------ Extracted information ------

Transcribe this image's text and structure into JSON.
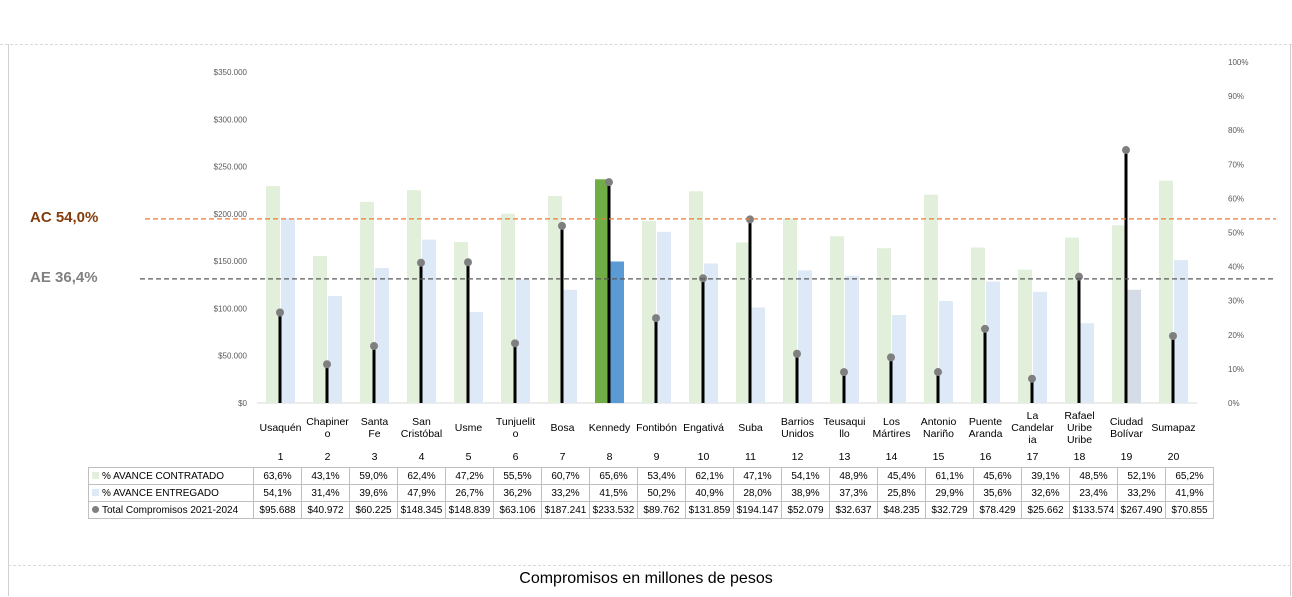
{
  "chart_data": {
    "type": "bar",
    "categories": [
      "Usaquén",
      "Chapinero",
      "Santa Fe",
      "San Cristóbal",
      "Usme",
      "Tunjuelito",
      "Bosa",
      "Kennedy",
      "Fontibón",
      "Engativá",
      "Suba",
      "Barrios Unidos",
      "Teusaquillo",
      "Los Mártires",
      "Antonio Nariño",
      "Puente Aranda",
      "La Candelaria",
      "Rafael Uribe Uribe",
      "Ciudad Bolívar",
      "Sumapaz"
    ],
    "category_display": [
      "Usaquén",
      "Chapiner o",
      "Santa Fe",
      "San Cristóbal",
      "Usme",
      "Tunjuelit o",
      "Bosa",
      "Kennedy",
      "Fontibón",
      "Engativá",
      "Suba",
      "Barrios Unidos",
      "Teusaqui llo",
      "Los Mártires",
      "Antonio Nariño",
      "Puente Aranda",
      "La Candelar ia",
      "Rafael Uribe Uribe",
      "Ciudad Bolívar",
      "Sumapaz"
    ],
    "numbers": [
      "1",
      "2",
      "3",
      "4",
      "5",
      "6",
      "7",
      "8",
      "9",
      "10",
      "11",
      "12",
      "13",
      "14",
      "15",
      "16",
      "17",
      "18",
      "19",
      "20"
    ],
    "series": [
      {
        "name": "% AVANCE CONTRATADO",
        "axis": "right",
        "color": "#e2efda",
        "values": [
          63.6,
          43.1,
          59.0,
          62.4,
          47.2,
          55.5,
          60.7,
          65.6,
          53.4,
          62.1,
          47.1,
          54.1,
          48.9,
          45.4,
          61.1,
          45.6,
          39.1,
          48.5,
          52.1,
          65.2
        ],
        "labels": [
          "63,6%",
          "43,1%",
          "59,0%",
          "62,4%",
          "47,2%",
          "55,5%",
          "60,7%",
          "65,6%",
          "53,4%",
          "62,1%",
          "47,1%",
          "54,1%",
          "48,9%",
          "45,4%",
          "61,1%",
          "45,6%",
          "39,1%",
          "48,5%",
          "52,1%",
          "65,2%"
        ]
      },
      {
        "name": "% AVANCE ENTREGADO",
        "axis": "right",
        "color": "#dde9f6",
        "values": [
          54.1,
          31.4,
          39.6,
          47.9,
          26.7,
          36.2,
          33.2,
          41.5,
          50.2,
          40.9,
          28.0,
          38.9,
          37.3,
          25.8,
          29.9,
          35.6,
          32.6,
          23.4,
          33.2,
          41.9
        ],
        "labels": [
          "54,1%",
          "31,4%",
          "39,6%",
          "47,9%",
          "26,7%",
          "36,2%",
          "33,2%",
          "41,5%",
          "50,2%",
          "40,9%",
          "28,0%",
          "38,9%",
          "37,3%",
          "25,8%",
          "29,9%",
          "35,6%",
          "32,6%",
          "23,4%",
          "33,2%",
          "41,9%"
        ]
      },
      {
        "name": "Total Compromisos 2021-2024",
        "axis": "left",
        "color": "#808080",
        "values": [
          95688,
          40972,
          60225,
          148345,
          148839,
          63106,
          187241,
          233532,
          89762,
          131859,
          194147,
          52079,
          32637,
          48235,
          32729,
          78429,
          25662,
          133574,
          267490,
          70855
        ],
        "labels": [
          "$95.688",
          "$40.972",
          "$60.225",
          "$148.345",
          "$148.839",
          "$63.106",
          "$187.241",
          "$233.532",
          "$89.762",
          "$131.859",
          "$194.147",
          "$52.079",
          "$32.637",
          "$48.235",
          "$32.729",
          "$78.429",
          "$25.662",
          "$133.574",
          "$267.490",
          "$70.855"
        ]
      }
    ],
    "highlight": {
      "index": 7,
      "contratado_color": "#70ad47",
      "entregado_color": "#5b9bd5"
    },
    "ylim_left": [
      0,
      350000
    ],
    "yticks_left": [
      "$0",
      "$50.000",
      "$100.000",
      "$150.000",
      "$200.000",
      "$250.000",
      "$300.000",
      "$350.000"
    ],
    "ylim_right": [
      0,
      100
    ],
    "yticks_right": [
      "0%",
      "10%",
      "20%",
      "30%",
      "40%",
      "50%",
      "60%",
      "70%",
      "80%",
      "90%",
      "100%"
    ],
    "reference_lines": [
      {
        "label": "AC 54,0%",
        "value": 54.0,
        "color": "#ed7d31",
        "text_color": "#843c0c"
      },
      {
        "label": "AE 36,4%",
        "value": 36.4,
        "color": "#595959",
        "text_color": "#808080"
      }
    ],
    "caption": "Compromisos en millones de pesos"
  }
}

------

Pictures are excluded; copy all other data exactly as shown.

> Written reply:
Transcribe this image's text and structure into JSON.
{
  "chart_data": {
    "type": "bar",
    "categories": [
      "Usaquén",
      "Chapinero",
      "Santa Fe",
      "San Cristóbal",
      "Usme",
      "Tunjuelito",
      "Bosa",
      "Kennedy",
      "Fontibón",
      "Engativá",
      "Suba",
      "Barrios Unidos",
      "Teusaquillo",
      "Los Mártires",
      "Antonio Nariño",
      "Puente Aranda",
      "La Candelaria",
      "Rafael Uribe Uribe",
      "Ciudad Bolívar",
      "Sumapaz"
    ],
    "category_display": [
      "Usaquén",
      "Chapiner o",
      "Santa Fe",
      "San Cristóbal",
      "Usme",
      "Tunjuelit o",
      "Bosa",
      "Kennedy",
      "Fontibón",
      "Engativá",
      "Suba",
      "Barrios Unidos",
      "Teusaqui llo",
      "Los Mártires",
      "Antonio Nariño",
      "Puente Aranda",
      "La Candelar ia",
      "Rafael Uribe Uribe",
      "Ciudad Bolívar",
      "Sumapaz"
    ],
    "numbers": [
      "1",
      "2",
      "3",
      "4",
      "5",
      "6",
      "7",
      "8",
      "9",
      "10",
      "11",
      "12",
      "13",
      "14",
      "15",
      "16",
      "17",
      "18",
      "19",
      "20"
    ],
    "series": [
      {
        "name": "% AVANCE CONTRATADO",
        "axis": "right",
        "color": "#e2efda",
        "values": [
          63.6,
          43.1,
          59.0,
          62.4,
          47.2,
          55.5,
          60.7,
          65.6,
          53.4,
          62.1,
          47.1,
          54.1,
          48.9,
          45.4,
          61.1,
          45.6,
          39.1,
          48.5,
          52.1,
          65.2
        ],
        "labels": [
          "63,6%",
          "43,1%",
          "59,0%",
          "62,4%",
          "47,2%",
          "55,5%",
          "60,7%",
          "65,6%",
          "53,4%",
          "62,1%",
          "47,1%",
          "54,1%",
          "48,9%",
          "45,4%",
          "61,1%",
          "45,6%",
          "39,1%",
          "48,5%",
          "52,1%",
          "65,2%"
        ]
      },
      {
        "name": "% AVANCE ENTREGADO",
        "axis": "right",
        "color": "#dde9f6",
        "values": [
          54.1,
          31.4,
          39.6,
          47.9,
          26.7,
          36.2,
          33.2,
          41.5,
          50.2,
          40.9,
          28.0,
          38.9,
          37.3,
          25.8,
          29.9,
          35.6,
          32.6,
          23.4,
          33.2,
          41.9
        ],
        "labels": [
          "54,1%",
          "31,4%",
          "39,6%",
          "47,9%",
          "26,7%",
          "36,2%",
          "33,2%",
          "41,5%",
          "50,2%",
          "40,9%",
          "28,0%",
          "38,9%",
          "37,3%",
          "25,8%",
          "29,9%",
          "35,6%",
          "32,6%",
          "23,4%",
          "33,2%",
          "41,9%"
        ]
      },
      {
        "name": "Total Compromisos 2021-2024",
        "axis": "left",
        "color": "#808080",
        "values": [
          95688,
          40972,
          60225,
          148345,
          148839,
          63106,
          187241,
          233532,
          89762,
          131859,
          194147,
          52079,
          32637,
          48235,
          32729,
          78429,
          25662,
          133574,
          267490,
          70855
        ],
        "labels": [
          "$95.688",
          "$40.972",
          "$60.225",
          "$148.345",
          "$148.839",
          "$63.106",
          "$187.241",
          "$233.532",
          "$89.762",
          "$131.859",
          "$194.147",
          "$52.079",
          "$32.637",
          "$48.235",
          "$32.729",
          "$78.429",
          "$25.662",
          "$133.574",
          "$267.490",
          "$70.855"
        ]
      }
    ],
    "highlight": {
      "index": 7,
      "contratado_color": "#70ad47",
      "entregado_color": "#5b9bd5"
    },
    "ylim_left": [
      0,
      350000
    ],
    "yticks_left": [
      "$0",
      "$50.000",
      "$100.000",
      "$150.000",
      "$200.000",
      "$250.000",
      "$300.000",
      "$350.000"
    ],
    "ylim_right": [
      0,
      100
    ],
    "yticks_right": [
      "0%",
      "10%",
      "20%",
      "30%",
      "40%",
      "50%",
      "60%",
      "70%",
      "80%",
      "90%",
      "100%"
    ],
    "reference_lines": [
      {
        "label": "AC 54,0%",
        "value": 54.0,
        "color": "#ed7d31",
        "text_color": "#843c0c"
      },
      {
        "label": "AE 36,4%",
        "value": 36.4,
        "color": "#595959",
        "text_color": "#808080"
      }
    ],
    "caption": "Compromisos en millones de pesos"
  }
}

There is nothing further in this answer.